What to produce =
Without pictures, repeat exactly the lines from the one containing "Transcribe this image's" through the end of the entries.

>> Start Records for the exercise

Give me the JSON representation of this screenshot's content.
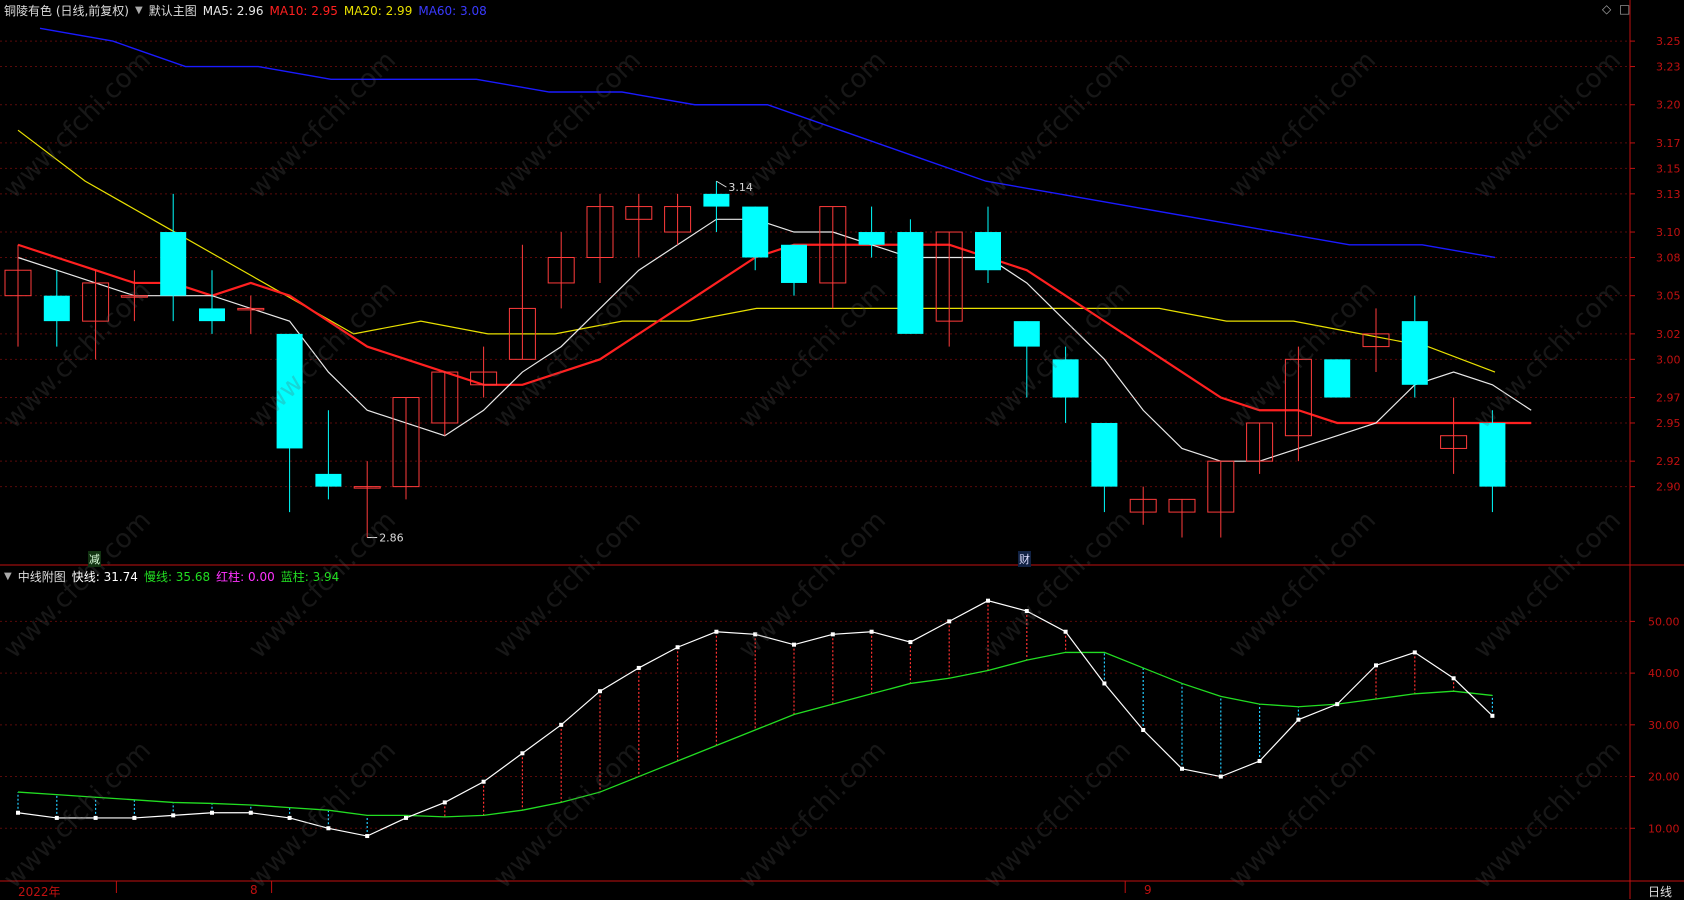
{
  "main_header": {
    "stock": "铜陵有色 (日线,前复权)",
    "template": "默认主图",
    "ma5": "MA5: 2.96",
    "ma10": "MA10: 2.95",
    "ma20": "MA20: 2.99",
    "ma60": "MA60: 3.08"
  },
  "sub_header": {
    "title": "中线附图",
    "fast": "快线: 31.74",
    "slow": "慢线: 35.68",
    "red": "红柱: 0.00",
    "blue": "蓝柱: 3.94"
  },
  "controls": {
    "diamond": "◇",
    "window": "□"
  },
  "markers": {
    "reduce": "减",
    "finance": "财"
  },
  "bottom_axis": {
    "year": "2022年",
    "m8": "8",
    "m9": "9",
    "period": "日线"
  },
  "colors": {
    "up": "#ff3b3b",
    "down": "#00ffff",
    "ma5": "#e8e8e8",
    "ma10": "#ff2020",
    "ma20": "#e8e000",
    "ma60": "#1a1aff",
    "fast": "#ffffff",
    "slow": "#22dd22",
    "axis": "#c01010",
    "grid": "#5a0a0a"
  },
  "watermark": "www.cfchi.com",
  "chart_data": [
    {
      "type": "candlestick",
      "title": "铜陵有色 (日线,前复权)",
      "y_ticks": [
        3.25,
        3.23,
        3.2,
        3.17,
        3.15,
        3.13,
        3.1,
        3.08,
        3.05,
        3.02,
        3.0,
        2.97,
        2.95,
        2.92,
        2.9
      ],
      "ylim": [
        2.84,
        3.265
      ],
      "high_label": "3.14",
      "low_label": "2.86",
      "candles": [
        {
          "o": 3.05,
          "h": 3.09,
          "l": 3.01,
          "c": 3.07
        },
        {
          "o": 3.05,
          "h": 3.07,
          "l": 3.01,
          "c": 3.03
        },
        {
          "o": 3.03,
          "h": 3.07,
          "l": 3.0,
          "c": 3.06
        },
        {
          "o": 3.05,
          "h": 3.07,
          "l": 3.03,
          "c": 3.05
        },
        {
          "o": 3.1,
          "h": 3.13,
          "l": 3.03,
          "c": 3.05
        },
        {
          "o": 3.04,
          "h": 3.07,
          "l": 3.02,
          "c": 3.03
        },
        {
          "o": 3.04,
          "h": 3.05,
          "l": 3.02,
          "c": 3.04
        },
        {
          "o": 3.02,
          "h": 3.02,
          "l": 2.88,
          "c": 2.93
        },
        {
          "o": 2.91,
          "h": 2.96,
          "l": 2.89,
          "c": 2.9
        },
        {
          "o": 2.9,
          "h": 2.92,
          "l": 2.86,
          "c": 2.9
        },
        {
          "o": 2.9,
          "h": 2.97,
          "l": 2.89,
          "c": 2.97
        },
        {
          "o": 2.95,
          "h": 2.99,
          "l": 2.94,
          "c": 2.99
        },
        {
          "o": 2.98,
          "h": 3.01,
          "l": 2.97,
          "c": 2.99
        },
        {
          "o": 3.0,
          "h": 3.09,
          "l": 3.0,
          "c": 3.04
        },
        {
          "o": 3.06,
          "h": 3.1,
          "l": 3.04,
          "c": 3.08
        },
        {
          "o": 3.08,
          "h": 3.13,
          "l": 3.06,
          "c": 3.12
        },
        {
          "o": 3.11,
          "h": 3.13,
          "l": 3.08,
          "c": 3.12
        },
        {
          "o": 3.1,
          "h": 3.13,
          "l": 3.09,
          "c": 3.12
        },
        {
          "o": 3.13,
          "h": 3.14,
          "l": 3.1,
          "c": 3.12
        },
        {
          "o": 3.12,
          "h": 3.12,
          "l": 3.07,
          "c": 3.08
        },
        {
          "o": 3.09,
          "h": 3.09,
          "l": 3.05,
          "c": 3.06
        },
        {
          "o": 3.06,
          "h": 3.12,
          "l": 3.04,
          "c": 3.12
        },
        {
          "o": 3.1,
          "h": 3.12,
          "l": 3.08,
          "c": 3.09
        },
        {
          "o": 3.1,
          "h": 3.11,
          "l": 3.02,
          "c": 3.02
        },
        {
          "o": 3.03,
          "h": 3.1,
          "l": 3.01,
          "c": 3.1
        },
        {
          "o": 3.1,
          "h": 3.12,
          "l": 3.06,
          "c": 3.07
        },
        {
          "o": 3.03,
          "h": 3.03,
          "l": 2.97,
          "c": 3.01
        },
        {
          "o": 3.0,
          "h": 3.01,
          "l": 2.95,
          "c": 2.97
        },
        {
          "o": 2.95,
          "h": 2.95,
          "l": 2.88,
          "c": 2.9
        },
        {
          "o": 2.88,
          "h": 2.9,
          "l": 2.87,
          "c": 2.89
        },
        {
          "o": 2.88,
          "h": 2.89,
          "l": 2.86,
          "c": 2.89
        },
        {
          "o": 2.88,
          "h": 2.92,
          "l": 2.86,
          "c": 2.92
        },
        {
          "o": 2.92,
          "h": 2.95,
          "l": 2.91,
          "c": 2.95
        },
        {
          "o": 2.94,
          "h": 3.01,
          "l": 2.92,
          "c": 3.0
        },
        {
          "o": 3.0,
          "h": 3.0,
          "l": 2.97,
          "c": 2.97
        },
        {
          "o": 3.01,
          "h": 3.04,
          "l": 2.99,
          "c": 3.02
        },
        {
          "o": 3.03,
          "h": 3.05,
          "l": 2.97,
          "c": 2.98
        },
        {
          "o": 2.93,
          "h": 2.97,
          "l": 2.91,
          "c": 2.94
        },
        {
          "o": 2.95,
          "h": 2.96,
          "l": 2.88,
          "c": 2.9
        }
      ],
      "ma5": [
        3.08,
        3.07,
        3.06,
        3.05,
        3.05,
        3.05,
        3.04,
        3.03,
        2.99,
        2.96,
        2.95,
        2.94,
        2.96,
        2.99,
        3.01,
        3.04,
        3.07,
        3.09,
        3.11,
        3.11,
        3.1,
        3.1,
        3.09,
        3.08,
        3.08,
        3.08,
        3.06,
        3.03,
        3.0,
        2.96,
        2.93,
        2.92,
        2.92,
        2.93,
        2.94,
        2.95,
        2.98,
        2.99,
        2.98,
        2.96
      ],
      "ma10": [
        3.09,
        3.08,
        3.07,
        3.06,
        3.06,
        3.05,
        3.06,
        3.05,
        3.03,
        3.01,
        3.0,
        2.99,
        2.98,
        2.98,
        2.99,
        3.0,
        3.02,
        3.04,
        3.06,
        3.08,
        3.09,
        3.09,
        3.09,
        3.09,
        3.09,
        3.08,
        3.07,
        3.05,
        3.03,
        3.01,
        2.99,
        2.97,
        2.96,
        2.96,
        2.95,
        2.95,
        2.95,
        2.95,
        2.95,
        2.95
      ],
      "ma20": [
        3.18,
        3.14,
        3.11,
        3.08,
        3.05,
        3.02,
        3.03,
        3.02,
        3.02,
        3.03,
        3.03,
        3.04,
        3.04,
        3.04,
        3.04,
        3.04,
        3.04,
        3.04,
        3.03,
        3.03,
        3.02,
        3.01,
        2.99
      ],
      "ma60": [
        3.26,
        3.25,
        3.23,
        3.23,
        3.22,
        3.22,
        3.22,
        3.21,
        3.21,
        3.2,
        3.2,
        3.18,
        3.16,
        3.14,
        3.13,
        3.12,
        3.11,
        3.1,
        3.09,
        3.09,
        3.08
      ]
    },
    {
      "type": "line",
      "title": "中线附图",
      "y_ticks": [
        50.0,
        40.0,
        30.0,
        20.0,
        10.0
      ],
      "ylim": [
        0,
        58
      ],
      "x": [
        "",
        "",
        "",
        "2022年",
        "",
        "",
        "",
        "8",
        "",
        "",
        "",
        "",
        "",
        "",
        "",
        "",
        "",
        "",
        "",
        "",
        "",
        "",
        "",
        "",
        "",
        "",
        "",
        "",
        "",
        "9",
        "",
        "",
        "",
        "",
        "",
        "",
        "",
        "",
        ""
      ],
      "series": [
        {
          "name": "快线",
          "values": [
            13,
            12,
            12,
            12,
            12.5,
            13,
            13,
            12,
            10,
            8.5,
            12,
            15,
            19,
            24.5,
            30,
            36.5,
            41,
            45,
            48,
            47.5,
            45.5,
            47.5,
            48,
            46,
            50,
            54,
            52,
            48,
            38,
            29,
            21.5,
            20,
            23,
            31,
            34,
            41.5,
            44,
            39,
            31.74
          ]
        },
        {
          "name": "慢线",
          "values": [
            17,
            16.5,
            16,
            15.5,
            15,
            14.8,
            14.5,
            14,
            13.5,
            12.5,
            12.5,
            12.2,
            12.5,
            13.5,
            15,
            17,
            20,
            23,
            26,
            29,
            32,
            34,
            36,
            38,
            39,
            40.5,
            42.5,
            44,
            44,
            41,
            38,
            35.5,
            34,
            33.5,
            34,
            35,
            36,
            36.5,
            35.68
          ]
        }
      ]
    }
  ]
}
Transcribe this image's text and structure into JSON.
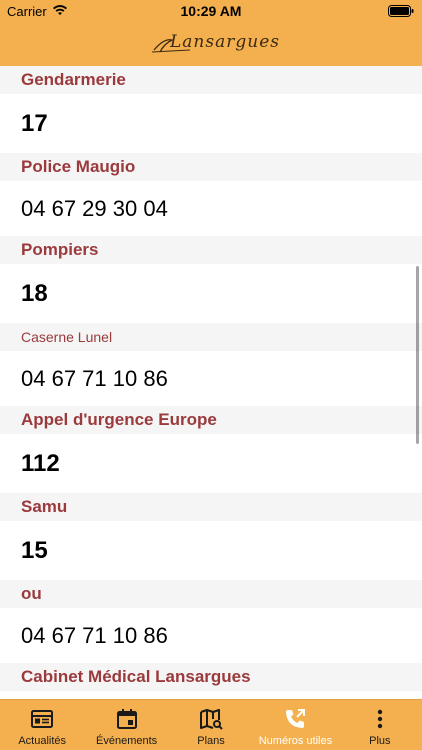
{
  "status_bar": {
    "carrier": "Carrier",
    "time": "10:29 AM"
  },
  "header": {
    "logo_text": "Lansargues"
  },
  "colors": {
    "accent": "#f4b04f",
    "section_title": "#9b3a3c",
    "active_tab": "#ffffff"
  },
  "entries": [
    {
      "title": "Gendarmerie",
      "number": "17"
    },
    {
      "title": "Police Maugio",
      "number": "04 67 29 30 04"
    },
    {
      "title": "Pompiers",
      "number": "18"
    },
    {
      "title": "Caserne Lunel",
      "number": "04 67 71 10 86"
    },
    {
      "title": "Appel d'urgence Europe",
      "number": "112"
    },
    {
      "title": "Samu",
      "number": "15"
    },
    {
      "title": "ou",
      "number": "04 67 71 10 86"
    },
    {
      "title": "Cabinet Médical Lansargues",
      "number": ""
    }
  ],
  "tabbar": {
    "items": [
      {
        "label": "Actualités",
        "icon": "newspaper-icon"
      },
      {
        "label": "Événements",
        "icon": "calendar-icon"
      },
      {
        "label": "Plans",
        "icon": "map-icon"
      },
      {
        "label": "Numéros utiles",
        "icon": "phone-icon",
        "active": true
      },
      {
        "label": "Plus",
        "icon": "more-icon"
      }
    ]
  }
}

>> End Records for the exercise

Output of the task =
Transcribe this image's text and structure into JSON.
{
  "status_bar": {
    "carrier": "Carrier",
    "time": "10:29 AM"
  },
  "header": {
    "logo_text": "Lansargues"
  },
  "colors": {
    "accent": "#f4b04f",
    "section_title": "#9b3a3c",
    "active_tab": "#ffffff"
  },
  "entries": [
    {
      "title": "Gendarmerie",
      "number": "17"
    },
    {
      "title": "Police Maugio",
      "number": "04 67 29 30 04"
    },
    {
      "title": "Pompiers",
      "number": "18"
    },
    {
      "title": "Caserne Lunel",
      "number": "04 67 71 10 86"
    },
    {
      "title": "Appel d'urgence Europe",
      "number": "112"
    },
    {
      "title": "Samu",
      "number": "15"
    },
    {
      "title": "ou",
      "number": "04 67 71 10 86"
    },
    {
      "title": "Cabinet Médical Lansargues",
      "number": ""
    }
  ],
  "tabbar": {
    "items": [
      {
        "label": "Actualités",
        "icon": "newspaper-icon"
      },
      {
        "label": "Événements",
        "icon": "calendar-icon"
      },
      {
        "label": "Plans",
        "icon": "map-icon"
      },
      {
        "label": "Numéros utiles",
        "icon": "phone-icon",
        "active": true
      },
      {
        "label": "Plus",
        "icon": "more-icon"
      }
    ]
  }
}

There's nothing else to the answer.